# [Stated task]
Find all lines in the listing that include the word "Default", then copy them.

Data items
==================================================
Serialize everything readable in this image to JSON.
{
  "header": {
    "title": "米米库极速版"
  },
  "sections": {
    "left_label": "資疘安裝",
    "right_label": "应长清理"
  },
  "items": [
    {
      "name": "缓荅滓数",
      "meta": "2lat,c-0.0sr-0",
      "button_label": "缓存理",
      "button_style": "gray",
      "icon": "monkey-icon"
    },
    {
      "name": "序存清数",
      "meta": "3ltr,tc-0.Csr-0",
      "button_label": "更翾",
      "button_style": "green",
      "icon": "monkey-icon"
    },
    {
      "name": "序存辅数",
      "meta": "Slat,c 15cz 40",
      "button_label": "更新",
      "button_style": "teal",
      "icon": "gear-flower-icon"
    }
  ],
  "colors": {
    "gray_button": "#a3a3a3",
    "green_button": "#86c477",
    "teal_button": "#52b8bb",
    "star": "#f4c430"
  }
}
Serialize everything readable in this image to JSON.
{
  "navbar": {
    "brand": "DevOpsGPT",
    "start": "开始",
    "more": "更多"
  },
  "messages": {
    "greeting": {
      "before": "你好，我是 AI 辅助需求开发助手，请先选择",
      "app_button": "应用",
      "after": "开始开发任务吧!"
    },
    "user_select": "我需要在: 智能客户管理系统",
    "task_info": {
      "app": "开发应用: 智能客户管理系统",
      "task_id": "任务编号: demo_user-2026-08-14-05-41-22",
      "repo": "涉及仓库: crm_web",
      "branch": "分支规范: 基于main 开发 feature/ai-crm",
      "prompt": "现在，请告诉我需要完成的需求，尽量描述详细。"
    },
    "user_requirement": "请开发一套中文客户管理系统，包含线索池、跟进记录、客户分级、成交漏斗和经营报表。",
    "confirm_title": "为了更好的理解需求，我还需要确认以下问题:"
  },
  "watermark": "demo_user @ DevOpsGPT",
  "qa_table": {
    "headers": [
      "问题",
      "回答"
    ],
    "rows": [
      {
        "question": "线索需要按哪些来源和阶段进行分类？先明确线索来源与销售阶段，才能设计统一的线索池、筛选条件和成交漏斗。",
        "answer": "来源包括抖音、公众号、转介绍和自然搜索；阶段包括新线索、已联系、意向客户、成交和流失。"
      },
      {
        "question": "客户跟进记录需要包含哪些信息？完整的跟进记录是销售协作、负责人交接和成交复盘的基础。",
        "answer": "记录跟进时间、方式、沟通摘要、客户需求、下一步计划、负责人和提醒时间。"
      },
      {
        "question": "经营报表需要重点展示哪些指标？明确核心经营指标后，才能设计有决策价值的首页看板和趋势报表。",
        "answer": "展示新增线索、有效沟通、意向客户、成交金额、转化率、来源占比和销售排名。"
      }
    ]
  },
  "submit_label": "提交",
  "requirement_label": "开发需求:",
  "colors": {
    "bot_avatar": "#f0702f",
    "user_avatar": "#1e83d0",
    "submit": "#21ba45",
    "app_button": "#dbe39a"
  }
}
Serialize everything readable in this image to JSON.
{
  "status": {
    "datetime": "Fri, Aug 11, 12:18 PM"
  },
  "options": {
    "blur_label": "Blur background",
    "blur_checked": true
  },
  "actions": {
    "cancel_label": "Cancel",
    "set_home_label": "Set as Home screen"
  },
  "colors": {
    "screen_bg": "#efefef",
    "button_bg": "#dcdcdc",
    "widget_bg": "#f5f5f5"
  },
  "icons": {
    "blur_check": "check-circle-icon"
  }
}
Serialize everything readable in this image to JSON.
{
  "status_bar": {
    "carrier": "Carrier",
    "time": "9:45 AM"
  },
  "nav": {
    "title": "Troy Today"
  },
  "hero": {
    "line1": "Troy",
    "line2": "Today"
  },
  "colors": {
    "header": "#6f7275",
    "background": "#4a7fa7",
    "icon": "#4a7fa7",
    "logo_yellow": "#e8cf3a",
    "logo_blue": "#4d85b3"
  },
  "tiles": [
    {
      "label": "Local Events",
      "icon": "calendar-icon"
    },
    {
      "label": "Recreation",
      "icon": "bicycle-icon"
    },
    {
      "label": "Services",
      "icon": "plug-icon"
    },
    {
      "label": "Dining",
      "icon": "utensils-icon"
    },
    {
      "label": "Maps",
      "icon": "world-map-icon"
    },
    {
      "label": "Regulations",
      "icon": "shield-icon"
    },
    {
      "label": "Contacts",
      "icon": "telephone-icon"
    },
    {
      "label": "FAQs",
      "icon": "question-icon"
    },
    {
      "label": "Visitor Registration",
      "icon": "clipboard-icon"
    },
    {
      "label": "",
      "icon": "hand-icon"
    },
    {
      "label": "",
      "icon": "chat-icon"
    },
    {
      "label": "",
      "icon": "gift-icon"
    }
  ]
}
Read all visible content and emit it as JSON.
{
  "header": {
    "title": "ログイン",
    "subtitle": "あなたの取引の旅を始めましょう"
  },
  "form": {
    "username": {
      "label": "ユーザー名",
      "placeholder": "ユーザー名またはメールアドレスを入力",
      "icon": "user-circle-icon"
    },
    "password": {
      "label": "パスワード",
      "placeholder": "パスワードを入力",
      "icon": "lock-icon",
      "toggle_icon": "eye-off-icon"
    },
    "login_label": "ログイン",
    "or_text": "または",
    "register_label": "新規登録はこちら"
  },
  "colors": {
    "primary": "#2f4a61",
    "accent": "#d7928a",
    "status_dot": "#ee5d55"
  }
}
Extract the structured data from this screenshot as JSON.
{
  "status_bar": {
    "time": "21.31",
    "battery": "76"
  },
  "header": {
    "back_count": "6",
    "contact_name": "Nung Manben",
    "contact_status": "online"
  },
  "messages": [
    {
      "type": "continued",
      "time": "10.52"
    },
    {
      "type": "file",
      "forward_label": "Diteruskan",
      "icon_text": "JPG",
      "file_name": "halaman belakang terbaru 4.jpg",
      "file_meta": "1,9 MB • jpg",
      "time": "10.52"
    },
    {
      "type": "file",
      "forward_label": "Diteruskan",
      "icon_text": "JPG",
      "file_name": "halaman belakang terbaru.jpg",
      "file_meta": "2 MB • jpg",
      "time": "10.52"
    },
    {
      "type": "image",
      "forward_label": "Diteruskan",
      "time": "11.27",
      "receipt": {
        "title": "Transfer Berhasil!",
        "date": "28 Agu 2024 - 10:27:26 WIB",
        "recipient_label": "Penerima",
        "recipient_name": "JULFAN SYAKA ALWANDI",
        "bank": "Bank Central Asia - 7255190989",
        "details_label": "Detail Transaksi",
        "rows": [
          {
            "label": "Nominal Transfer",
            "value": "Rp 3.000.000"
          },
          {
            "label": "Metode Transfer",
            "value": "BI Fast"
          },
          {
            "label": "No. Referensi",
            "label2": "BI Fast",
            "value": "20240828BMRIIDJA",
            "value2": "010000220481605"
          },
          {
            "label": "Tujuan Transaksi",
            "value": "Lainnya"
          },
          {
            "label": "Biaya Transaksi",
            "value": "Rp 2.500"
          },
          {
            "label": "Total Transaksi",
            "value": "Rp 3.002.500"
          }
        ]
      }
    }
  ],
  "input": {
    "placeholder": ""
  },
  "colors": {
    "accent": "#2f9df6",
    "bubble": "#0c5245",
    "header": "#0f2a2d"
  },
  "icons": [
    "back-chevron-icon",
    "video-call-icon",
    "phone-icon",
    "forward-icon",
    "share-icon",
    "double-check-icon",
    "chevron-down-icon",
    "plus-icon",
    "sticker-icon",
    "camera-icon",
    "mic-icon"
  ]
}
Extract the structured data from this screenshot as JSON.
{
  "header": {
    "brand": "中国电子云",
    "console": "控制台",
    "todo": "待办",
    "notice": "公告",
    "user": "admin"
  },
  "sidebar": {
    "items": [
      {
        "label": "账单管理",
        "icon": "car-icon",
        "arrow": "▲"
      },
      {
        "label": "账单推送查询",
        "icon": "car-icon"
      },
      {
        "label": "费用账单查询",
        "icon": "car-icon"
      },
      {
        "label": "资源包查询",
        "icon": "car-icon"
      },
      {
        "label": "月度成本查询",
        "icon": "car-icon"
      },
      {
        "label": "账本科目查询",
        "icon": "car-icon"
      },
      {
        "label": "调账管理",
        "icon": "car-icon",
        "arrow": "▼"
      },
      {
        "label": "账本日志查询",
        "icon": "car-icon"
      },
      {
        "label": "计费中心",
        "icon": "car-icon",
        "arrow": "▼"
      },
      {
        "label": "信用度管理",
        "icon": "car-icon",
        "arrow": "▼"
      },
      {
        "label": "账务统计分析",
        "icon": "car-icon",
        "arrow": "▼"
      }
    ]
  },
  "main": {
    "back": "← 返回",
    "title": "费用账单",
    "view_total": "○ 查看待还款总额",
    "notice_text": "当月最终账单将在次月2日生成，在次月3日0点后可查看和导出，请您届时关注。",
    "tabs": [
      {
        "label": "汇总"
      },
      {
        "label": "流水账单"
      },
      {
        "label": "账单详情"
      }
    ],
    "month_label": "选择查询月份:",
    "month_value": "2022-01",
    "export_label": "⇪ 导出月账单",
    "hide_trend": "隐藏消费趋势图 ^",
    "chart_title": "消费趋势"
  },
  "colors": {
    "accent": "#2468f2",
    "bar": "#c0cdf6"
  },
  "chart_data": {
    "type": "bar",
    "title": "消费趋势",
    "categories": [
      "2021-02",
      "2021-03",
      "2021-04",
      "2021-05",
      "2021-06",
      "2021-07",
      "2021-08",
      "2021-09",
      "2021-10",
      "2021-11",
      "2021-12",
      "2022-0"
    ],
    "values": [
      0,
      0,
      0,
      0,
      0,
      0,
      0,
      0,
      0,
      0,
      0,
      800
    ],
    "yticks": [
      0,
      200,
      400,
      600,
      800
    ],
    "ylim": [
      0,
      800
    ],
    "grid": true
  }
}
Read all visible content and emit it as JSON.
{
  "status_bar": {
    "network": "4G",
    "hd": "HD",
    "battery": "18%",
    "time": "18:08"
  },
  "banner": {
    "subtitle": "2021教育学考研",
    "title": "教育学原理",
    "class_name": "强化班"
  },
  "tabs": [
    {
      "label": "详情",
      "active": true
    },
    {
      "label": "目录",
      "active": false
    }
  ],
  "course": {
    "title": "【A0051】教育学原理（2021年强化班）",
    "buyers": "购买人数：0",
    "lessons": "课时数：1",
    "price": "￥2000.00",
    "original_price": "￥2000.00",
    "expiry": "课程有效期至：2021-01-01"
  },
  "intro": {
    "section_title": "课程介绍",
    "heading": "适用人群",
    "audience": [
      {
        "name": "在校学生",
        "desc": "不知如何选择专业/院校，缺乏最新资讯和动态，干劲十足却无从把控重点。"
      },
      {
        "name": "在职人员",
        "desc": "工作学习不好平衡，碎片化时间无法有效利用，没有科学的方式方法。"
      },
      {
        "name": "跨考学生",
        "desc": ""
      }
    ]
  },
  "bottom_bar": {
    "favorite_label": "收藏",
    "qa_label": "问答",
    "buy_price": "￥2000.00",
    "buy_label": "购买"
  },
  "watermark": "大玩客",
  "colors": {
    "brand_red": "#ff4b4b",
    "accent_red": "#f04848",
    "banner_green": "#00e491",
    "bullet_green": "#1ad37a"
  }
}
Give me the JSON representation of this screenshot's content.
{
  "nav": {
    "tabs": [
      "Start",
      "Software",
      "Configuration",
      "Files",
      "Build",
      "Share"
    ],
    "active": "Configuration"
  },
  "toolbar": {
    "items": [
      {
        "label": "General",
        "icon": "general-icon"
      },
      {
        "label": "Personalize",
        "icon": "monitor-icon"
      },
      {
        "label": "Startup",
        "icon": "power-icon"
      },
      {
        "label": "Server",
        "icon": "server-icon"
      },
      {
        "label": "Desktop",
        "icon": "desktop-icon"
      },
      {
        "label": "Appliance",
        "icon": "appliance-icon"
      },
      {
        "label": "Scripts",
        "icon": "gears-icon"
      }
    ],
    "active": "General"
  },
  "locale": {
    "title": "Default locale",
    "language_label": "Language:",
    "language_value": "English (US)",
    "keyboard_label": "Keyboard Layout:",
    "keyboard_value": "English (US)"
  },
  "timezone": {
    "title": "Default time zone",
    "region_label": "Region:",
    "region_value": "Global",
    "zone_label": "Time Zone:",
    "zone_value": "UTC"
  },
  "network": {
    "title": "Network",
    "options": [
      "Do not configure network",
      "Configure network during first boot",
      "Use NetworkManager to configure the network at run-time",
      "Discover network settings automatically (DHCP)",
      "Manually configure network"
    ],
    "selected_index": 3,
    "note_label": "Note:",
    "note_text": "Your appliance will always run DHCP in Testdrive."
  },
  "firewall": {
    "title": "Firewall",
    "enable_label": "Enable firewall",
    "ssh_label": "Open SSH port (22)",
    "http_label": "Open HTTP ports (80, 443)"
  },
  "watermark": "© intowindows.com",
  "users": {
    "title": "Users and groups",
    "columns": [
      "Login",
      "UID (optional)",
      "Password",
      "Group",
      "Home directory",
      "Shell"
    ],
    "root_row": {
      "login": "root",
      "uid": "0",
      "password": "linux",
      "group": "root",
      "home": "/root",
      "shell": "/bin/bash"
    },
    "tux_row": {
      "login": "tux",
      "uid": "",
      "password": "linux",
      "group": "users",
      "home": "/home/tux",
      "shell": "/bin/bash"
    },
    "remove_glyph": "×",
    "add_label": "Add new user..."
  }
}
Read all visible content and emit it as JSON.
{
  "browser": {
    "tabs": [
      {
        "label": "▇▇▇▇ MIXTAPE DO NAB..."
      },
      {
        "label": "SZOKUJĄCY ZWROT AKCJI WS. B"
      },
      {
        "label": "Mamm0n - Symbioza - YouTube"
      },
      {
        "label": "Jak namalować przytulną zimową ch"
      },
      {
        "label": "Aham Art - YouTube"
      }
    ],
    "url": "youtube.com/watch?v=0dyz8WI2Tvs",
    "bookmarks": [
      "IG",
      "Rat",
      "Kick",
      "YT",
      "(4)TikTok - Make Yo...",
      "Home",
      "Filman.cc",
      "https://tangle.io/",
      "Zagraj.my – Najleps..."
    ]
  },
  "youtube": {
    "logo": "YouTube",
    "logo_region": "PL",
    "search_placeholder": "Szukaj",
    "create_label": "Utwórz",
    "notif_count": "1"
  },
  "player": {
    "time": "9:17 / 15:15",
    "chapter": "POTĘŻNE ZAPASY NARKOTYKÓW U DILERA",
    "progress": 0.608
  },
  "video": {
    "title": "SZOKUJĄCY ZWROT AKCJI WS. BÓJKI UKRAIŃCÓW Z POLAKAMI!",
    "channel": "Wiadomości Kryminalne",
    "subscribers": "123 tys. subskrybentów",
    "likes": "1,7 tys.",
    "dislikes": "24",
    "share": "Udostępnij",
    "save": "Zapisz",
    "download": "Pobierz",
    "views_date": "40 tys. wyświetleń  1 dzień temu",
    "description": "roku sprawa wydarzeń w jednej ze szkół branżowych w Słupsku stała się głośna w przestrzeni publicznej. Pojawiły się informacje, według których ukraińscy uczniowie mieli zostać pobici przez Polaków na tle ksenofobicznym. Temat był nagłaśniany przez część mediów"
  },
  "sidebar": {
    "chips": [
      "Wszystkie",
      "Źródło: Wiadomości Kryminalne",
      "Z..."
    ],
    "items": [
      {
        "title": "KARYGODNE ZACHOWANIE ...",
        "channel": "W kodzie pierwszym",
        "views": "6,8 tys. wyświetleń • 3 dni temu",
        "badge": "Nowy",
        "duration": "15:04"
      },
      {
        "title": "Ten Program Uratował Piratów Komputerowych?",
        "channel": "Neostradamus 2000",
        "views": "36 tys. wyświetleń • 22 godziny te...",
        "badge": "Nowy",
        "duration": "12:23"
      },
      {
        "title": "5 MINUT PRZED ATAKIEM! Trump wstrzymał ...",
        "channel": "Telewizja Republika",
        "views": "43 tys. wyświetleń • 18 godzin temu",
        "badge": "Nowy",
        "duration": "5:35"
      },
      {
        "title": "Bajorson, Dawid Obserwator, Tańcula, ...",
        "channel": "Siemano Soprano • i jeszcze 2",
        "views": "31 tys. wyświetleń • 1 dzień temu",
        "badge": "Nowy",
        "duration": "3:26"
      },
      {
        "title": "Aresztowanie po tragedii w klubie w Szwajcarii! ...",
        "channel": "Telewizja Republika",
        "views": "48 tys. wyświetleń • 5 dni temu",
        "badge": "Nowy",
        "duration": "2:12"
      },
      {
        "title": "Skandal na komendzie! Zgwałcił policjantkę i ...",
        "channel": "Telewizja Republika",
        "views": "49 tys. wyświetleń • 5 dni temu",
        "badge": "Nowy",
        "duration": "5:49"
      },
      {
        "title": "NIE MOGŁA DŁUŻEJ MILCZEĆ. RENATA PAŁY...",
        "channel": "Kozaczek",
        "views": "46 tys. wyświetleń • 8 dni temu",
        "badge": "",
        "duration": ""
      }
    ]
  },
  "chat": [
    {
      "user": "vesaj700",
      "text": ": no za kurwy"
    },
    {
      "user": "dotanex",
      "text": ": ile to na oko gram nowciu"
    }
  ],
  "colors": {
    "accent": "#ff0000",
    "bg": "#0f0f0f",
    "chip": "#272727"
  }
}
==================================================
# [Solution to this problem]
    "title": "Default locale",
    "title": "Default time zone",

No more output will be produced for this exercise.